**WORK TO COMPLETE**: Each entry below is to be extracted exactly.

**THE RECORDS**:
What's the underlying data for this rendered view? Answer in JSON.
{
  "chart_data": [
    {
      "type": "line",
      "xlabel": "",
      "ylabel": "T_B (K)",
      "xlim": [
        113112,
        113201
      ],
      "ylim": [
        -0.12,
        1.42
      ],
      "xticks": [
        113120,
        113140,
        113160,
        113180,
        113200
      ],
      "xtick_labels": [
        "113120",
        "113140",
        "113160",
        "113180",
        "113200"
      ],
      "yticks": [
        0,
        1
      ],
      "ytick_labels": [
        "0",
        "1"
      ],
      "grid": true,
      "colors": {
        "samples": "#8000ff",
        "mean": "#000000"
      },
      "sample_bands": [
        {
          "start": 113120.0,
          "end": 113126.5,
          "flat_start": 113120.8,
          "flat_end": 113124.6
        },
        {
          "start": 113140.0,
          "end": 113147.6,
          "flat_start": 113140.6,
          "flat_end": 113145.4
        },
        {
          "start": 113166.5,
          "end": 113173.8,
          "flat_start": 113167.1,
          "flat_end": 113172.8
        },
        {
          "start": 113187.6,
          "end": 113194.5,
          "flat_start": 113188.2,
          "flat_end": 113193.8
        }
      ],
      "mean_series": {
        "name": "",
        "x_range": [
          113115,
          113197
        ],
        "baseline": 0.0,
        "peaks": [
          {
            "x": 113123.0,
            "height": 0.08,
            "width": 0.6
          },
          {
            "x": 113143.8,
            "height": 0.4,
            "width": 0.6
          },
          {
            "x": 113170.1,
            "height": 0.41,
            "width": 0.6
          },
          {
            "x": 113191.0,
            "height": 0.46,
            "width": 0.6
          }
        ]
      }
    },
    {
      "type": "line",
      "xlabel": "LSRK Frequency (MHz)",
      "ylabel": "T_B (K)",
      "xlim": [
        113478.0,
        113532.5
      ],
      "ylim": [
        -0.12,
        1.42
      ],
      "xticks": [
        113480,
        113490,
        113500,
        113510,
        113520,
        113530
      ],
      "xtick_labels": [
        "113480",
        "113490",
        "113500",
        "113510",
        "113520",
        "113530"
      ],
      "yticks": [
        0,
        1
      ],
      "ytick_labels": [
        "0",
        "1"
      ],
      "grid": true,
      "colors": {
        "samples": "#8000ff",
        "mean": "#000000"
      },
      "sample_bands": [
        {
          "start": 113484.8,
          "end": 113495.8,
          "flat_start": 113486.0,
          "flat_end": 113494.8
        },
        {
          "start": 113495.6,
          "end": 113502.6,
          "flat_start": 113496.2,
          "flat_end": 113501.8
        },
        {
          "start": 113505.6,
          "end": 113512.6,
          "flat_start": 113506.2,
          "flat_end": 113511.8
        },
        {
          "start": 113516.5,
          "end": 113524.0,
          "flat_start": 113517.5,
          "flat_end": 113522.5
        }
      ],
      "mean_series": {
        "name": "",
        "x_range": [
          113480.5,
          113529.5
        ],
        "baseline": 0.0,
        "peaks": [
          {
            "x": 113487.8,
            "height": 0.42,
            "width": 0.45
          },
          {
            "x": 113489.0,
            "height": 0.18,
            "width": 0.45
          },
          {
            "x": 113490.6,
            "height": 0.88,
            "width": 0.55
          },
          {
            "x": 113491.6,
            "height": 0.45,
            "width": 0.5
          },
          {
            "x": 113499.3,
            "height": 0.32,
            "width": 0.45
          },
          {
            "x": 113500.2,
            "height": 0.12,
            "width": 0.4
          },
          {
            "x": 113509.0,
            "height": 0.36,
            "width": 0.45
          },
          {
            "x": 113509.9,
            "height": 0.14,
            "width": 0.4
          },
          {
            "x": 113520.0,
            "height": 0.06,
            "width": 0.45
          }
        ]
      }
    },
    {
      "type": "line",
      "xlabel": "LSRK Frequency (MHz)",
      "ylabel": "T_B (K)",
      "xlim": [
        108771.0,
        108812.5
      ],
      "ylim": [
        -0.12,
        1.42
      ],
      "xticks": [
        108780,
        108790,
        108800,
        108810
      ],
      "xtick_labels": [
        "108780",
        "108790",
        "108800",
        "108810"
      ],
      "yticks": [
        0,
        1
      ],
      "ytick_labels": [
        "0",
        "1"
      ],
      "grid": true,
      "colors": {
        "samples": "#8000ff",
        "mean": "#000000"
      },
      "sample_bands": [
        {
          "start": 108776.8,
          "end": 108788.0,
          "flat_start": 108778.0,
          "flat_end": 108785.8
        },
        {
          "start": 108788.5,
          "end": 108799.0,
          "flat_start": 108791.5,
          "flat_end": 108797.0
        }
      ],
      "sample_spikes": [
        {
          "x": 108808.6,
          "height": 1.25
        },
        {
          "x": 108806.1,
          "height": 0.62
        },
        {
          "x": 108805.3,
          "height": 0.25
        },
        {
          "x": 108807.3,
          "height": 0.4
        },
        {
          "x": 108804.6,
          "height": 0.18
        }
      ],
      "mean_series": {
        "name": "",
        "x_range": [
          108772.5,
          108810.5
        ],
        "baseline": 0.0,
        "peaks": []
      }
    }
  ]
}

**RESULT**:
What's the underlying data for this rendered view? Answer in JSON.
{
  "chart_data": [
    {
      "type": "line",
      "xlabel": "",
      "ylabel": "T_B (K)",
      "xlim": [
        113112,
        113201
      ],
      "ylim": [
        -0.12,
        1.42
      ],
      "xticks": [
        113120,
        113140,
        113160,
        113180,
        113200
      ],
      "xtick_labels": [
        "113120",
        "113140",
        "113160",
        "113180",
        "113200"
      ],
      "yticks": [
        0,
        1
      ],
      "ytick_labels": [
        "0",
        "1"
      ],
      "grid": true,
      "colors": {
        "samples": "#8000ff",
        "mean": "#000000"
      },
      "sample_bands": [
        {
          "start": 113120.0,
          "end": 113126.5,
          "flat_start": 113120.8,
          "flat_end": 113124.6
        },
        {
          "start": 113140.0,
          "end": 113147.6,
          "flat_start": 113140.6,
          "flat_end": 113145.4
        },
        {
          "start": 113166.5,
          "end": 113173.8,
          "flat_start": 113167.1,
          "flat_end": 113172.8
        },
        {
          "start": 113187.6,
          "end": 113194.5,
          "flat_start": 113188.2,
          "flat_end": 113193.8
        }
      ],
      "mean_series": {
        "name": "",
        "x_range": [
          113115,
          113197
        ],
        "baseline": 0.0,
        "peaks": [
          {
            "x": 113123.0,
            "height": 0.08,
            "width": 0.6
          },
          {
            "x": 113143.8,
            "height": 0.4,
            "width": 0.6
          },
          {
            "x": 113170.1,
            "height": 0.41,
            "width": 0.6
          },
          {
            "x": 113191.0,
            "height": 0.46,
            "width": 0.6
          }
        ]
      }
    },
    {
      "type": "line",
      "xlabel": "LSRK Frequency (MHz)",
      "ylabel": "T_B (K)",
      "xlim": [
        113478.0,
        113532.5
      ],
      "ylim": [
        -0.12,
        1.42
      ],
      "xticks": [
        113480,
        113490,
        113500,
        113510,
        113520,
        113530
      ],
      "xtick_labels": [
        "113480",
        "113490",
        "113500",
        "113510",
        "113520",
        "113530"
      ],
      "yticks": [
        0,
        1
      ],
      "ytick_labels": [
        "0",
        "1"
      ],
      "grid": true,
      "colors": {
        "samples": "#8000ff",
        "mean": "#000000"
      },
      "sample_bands": [
        {
          "start": 113484.8,
          "end": 113495.8,
          "flat_start": 113486.0,
          "flat_end": 113494.8
        },
        {
          "start": 113495.6,
          "end": 113502.6,
          "flat_start": 113496.2,
          "flat_end": 113501.8
        },
        {
          "start": 113505.6,
          "end": 113512.6,
          "flat_start": 113506.2,
          "flat_end": 113511.8
        },
        {
          "start": 113516.5,
          "end": 113524.0,
          "flat_start": 113517.5,
          "flat_end": 113522.5
        }
      ],
      "mean_series": {
        "name": "",
        "x_range": [
          113480.5,
          113529.5
        ],
        "baseline": 0.0,
        "peaks": [
          {
            "x": 113487.8,
            "height": 0.42,
            "width": 0.45
          },
          {
            "x": 113489.0,
            "height": 0.18,
            "width": 0.45
          },
          {
            "x": 113490.6,
            "height": 0.88,
            "width": 0.55
          },
          {
            "x": 113491.6,
            "height": 0.45,
            "width": 0.5
          },
          {
            "x": 113499.3,
            "height": 0.32,
            "width": 0.45
          },
          {
            "x": 113500.2,
            "height": 0.12,
            "width": 0.4
          },
          {
            "x": 113509.0,
            "height": 0.36,
            "width": 0.45
          },
          {
            "x": 113509.9,
            "height": 0.14,
            "width": 0.4
          },
          {
            "x": 113520.0,
            "height": 0.06,
            "width": 0.45
          }
        ]
      }
    },
    {
      "type": "line",
      "xlabel": "LSRK Frequency (MHz)",
      "ylabel": "T_B (K)",
      "xlim": [
        108771.0,
        108812.5
      ],
      "ylim": [
        -0.12,
        1.42
      ],
      "xticks": [
        108780,
        108790,
        108800,
        108810
      ],
      "xtick_labels": [
        "108780",
        "108790",
        "108800",
        "108810"
      ],
      "yticks": [
        0,
        1
      ],
      "ytick_labels": [
        "0",
        "1"
      ],
      "grid": true,
      "colors": {
        "samples": "#8000ff",
        "mean": "#000000"
      },
      "sample_bands": [
        {
          "start": 108776.8,
          "end": 108788.0,
          "flat_start": 108778.0,
          "flat_end": 108785.8
        },
        {
          "start": 108788.5,
          "end": 108799.0,
          "flat_start": 108791.5,
          "flat_end": 108797.0
        }
      ],
      "sample_spikes": [
        {
          "x": 108808.6,
          "height": 1.25
        },
        {
          "x": 108806.1,
          "height": 0.62
        },
        {
          "x": 108805.3,
          "height": 0.25
        },
        {
          "x": 108807.3,
          "height": 0.4
        },
        {
          "x": 108804.6,
          "height": 0.18
        }
      ],
      "mean_series": {
        "name": "",
        "x_range": [
          108772.5,
          108810.5
        ],
        "baseline": 0.0,
        "peaks": []
      }
    }
  ]
}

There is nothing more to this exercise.